Task statement> Would you set down every entry shown below, precisely as written?

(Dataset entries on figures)

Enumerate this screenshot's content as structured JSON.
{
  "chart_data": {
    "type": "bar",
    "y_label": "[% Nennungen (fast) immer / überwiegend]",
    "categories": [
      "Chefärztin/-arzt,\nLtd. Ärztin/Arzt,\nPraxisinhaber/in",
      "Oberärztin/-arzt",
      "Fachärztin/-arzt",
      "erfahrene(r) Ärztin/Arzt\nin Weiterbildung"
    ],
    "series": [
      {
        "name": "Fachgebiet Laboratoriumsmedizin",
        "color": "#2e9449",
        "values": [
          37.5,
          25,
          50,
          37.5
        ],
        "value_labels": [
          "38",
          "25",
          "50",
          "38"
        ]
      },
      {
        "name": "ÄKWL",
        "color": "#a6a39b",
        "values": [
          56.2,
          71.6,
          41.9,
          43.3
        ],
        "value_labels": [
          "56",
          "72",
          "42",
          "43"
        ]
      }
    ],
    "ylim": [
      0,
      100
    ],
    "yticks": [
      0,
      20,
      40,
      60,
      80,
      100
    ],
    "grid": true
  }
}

Exercise answer>
Enumerate this screenshot's content as structured JSON.
{
  "chart_data": {
    "type": "bar",
    "y_label": "[% Nennungen (fast) immer / überwiegend]",
    "categories": [
      "Chefärztin/-arzt,\nLtd. Ärztin/Arzt,\nPraxisinhaber/in",
      "Oberärztin/-arzt",
      "Fachärztin/-arzt",
      "erfahrene(r) Ärztin/Arzt\nin Weiterbildung"
    ],
    "series": [
      {
        "name": "Fachgebiet Laboratoriumsmedizin",
        "color": "#2e9449",
        "values": [
          37.5,
          25,
          50,
          37.5
        ],
        "value_labels": [
          "38",
          "25",
          "50",
          "38"
        ]
      },
      {
        "name": "ÄKWL",
        "color": "#a6a39b",
        "values": [
          56.2,
          71.6,
          41.9,
          43.3
        ],
        "value_labels": [
          "56",
          "72",
          "42",
          "43"
        ]
      }
    ],
    "ylim": [
      0,
      100
    ],
    "yticks": [
      0,
      20,
      40,
      60,
      80,
      100
    ],
    "grid": true
  }
}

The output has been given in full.